### Information shown
——

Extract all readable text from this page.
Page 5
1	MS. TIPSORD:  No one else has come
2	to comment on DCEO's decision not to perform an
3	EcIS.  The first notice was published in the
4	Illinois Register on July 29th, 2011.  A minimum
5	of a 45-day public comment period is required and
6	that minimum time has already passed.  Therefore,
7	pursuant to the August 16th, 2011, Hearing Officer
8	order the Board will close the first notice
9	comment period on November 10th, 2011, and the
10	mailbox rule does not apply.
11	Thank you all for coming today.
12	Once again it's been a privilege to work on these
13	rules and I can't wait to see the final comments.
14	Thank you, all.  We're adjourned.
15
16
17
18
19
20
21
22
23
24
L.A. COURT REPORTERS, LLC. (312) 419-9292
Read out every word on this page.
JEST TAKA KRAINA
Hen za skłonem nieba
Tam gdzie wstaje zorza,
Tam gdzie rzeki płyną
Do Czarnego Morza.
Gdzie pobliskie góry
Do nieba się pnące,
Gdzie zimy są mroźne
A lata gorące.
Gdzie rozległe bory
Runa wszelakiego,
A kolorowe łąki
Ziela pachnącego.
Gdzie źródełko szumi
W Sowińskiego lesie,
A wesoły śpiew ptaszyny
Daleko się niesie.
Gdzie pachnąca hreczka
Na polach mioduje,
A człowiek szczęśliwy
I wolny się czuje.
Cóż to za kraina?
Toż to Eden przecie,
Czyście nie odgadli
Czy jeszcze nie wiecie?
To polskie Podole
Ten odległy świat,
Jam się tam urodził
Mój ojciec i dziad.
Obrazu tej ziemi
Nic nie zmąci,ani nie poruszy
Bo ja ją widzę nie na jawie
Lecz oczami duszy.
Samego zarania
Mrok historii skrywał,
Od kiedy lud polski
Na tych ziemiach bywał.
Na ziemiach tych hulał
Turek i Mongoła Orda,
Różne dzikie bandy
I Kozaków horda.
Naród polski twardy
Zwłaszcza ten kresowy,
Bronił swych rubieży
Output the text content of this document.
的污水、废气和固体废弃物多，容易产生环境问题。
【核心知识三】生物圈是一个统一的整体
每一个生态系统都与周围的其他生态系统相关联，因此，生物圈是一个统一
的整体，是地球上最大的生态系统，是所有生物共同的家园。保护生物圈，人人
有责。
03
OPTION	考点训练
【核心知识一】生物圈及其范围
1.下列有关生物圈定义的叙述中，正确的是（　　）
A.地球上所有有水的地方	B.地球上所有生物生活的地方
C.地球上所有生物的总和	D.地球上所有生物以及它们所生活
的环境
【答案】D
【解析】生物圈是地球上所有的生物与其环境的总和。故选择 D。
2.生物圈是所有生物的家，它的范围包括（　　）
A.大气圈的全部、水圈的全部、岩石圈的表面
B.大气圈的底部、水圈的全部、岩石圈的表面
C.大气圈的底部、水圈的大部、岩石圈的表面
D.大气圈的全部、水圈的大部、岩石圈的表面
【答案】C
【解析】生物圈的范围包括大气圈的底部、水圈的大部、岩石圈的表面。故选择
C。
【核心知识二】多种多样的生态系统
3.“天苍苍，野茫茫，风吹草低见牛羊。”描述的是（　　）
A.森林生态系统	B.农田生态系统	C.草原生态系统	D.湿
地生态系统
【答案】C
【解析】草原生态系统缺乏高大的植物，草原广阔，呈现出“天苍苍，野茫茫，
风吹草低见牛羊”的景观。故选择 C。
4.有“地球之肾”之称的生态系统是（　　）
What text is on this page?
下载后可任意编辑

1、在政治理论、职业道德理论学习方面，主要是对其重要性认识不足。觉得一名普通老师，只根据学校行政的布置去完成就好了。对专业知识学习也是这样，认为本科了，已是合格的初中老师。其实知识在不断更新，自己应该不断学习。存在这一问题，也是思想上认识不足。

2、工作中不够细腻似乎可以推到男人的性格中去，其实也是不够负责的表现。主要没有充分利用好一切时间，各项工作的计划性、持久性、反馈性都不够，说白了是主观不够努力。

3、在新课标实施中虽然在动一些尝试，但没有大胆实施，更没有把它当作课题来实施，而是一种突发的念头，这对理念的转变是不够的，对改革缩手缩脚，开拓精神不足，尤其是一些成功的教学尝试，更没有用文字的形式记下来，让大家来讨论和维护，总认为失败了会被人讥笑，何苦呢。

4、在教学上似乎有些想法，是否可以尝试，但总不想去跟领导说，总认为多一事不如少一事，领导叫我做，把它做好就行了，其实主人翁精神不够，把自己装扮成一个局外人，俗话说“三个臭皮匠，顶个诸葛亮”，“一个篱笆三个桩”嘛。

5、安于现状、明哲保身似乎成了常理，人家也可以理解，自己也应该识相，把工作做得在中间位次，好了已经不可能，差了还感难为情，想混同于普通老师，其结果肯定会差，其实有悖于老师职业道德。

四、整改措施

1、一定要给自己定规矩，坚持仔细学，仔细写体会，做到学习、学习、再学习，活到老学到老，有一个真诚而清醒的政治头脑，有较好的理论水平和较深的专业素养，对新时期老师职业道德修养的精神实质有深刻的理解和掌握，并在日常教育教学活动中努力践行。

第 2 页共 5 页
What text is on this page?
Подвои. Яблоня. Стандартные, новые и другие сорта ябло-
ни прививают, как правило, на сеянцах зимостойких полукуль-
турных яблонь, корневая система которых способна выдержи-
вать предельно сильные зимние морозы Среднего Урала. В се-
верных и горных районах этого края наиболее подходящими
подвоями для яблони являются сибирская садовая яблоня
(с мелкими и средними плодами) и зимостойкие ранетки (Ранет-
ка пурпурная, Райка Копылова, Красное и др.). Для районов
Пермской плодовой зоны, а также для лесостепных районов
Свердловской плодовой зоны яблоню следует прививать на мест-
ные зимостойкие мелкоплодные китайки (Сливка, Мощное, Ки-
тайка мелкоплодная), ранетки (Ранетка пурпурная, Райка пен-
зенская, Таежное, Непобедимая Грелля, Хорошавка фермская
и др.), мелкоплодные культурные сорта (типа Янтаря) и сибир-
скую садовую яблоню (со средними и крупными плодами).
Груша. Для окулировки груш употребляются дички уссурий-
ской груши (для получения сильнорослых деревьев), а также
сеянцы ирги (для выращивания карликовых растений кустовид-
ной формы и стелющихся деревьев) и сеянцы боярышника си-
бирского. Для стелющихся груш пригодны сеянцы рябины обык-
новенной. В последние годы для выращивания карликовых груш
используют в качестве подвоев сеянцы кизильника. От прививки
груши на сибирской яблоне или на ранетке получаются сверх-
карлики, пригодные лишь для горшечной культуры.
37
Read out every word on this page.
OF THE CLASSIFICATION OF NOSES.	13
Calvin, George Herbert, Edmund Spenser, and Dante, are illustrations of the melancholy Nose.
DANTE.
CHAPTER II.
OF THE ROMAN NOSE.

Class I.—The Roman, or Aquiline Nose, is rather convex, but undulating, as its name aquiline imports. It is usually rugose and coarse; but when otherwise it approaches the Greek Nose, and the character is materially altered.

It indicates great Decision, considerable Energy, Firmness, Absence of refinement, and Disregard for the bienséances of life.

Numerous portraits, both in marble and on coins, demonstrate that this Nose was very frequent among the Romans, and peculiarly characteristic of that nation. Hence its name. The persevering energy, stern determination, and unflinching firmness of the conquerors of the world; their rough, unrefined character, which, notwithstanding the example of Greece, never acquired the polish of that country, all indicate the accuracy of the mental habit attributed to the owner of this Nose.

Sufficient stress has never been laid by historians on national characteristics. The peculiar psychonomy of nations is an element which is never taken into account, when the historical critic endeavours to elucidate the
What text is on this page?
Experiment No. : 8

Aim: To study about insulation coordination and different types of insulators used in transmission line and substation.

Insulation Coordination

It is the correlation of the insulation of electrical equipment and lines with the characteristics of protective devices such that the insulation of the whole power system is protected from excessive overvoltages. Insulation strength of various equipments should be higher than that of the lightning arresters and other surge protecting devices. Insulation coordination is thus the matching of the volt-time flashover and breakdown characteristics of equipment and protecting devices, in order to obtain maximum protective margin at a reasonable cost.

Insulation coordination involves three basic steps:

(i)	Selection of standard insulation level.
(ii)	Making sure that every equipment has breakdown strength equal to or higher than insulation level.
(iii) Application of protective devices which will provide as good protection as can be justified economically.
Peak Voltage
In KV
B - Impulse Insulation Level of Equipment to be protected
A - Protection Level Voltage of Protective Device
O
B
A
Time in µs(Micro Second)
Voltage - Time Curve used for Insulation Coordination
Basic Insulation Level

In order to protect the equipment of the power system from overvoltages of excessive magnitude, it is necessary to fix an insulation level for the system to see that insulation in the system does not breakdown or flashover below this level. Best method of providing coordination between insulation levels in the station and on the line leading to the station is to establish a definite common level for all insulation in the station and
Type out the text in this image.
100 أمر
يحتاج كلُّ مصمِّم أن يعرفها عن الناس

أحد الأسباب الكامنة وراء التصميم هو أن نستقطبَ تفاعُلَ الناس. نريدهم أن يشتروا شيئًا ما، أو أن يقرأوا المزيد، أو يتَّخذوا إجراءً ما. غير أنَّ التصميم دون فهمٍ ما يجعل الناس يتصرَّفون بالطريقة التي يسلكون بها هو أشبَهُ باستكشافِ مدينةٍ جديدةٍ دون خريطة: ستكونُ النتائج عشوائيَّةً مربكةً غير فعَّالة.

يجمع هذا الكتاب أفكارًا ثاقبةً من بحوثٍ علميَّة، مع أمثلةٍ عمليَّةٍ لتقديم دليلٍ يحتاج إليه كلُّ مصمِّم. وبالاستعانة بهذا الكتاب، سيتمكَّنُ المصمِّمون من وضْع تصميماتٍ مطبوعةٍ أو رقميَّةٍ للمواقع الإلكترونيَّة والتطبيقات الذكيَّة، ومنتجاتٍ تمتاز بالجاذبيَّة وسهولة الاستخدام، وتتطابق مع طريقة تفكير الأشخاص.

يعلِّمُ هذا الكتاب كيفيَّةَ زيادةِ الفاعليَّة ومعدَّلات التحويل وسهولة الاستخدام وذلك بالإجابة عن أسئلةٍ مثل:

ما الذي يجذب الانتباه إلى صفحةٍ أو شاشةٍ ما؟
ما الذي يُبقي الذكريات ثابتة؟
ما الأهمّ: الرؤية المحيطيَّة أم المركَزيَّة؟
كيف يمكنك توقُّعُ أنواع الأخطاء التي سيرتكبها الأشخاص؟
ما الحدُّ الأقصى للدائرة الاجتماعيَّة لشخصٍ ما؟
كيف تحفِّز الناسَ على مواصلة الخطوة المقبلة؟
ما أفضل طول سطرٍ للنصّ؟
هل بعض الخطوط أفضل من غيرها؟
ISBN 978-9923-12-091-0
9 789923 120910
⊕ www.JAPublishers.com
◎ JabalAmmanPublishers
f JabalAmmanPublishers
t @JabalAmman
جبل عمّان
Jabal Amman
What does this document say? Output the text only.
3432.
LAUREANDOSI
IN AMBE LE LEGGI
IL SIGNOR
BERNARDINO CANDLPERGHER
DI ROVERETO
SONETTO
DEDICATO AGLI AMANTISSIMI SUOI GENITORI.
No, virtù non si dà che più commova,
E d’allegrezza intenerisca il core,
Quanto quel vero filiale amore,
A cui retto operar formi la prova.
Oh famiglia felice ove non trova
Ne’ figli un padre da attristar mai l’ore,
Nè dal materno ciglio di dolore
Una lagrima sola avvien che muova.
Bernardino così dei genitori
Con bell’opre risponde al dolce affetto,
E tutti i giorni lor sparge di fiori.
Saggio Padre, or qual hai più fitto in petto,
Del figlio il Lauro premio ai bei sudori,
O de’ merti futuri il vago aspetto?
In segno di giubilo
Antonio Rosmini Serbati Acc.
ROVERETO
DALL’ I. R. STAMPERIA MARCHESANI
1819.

——

### What the exercise asks
Determine how many lines of the entries above carry the string "order", and give that number alone.

### Task output
3